§ WHAT THE EXERCISE ASKS: Take every line from the listing below that includes "trois" and copy it.

[Data entries]
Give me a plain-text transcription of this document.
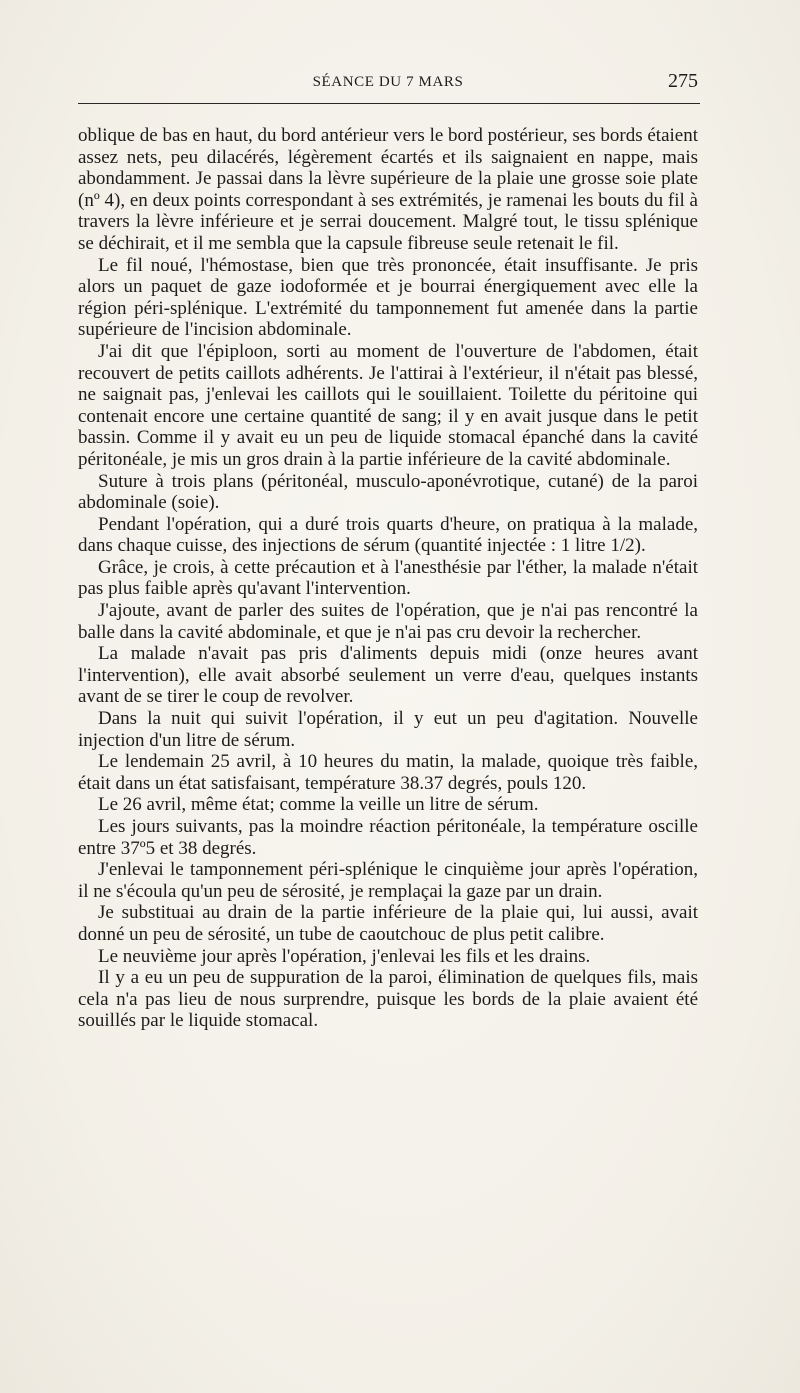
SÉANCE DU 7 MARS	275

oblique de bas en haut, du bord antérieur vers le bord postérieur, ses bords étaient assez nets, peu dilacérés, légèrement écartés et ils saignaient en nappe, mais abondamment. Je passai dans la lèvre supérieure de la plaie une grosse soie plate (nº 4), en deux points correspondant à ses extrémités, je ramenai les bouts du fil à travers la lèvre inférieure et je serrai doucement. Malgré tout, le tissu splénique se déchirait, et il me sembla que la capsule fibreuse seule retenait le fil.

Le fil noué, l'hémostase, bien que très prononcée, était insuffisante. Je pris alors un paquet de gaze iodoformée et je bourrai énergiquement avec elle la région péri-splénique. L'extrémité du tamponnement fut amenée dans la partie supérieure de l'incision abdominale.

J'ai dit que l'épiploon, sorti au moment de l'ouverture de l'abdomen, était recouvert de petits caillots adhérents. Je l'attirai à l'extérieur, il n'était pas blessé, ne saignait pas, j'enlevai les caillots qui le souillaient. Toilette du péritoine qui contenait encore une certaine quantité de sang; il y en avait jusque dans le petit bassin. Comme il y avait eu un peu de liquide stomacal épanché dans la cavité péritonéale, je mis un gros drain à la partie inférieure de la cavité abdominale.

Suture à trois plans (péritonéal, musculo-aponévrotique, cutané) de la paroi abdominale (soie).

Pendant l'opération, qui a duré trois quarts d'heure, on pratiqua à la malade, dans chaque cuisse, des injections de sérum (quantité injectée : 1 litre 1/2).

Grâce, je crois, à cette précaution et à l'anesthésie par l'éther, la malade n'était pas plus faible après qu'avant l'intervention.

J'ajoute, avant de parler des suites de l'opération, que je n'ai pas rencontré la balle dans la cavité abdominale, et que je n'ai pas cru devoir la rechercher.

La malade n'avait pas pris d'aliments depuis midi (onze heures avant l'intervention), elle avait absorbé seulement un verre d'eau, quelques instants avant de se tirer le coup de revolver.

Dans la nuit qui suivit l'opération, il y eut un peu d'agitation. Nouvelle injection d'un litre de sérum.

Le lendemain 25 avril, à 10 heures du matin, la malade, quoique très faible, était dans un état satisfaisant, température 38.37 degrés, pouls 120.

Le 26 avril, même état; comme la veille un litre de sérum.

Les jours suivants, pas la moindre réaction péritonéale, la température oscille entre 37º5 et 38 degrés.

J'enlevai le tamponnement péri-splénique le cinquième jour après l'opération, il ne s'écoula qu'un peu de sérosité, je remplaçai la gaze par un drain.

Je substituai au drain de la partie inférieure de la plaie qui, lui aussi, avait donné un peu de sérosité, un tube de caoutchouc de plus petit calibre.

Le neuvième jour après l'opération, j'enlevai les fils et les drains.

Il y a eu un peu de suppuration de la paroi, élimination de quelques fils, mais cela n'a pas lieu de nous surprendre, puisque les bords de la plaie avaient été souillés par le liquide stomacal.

---

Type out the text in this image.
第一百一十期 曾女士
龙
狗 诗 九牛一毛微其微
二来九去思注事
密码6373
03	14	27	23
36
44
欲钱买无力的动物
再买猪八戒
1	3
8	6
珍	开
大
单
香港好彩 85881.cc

§ THE REPLY:
Suture à trois plans (péritonéal, musculo-aponévrotique, cutané) de la paroi abdominale (soie).
Pendant l'opération, qui a duré trois quarts d'heure, on pratiqua à la malade, dans chaque cuisse, des injections de sérum (quantité injectée : 1 litre 1/2).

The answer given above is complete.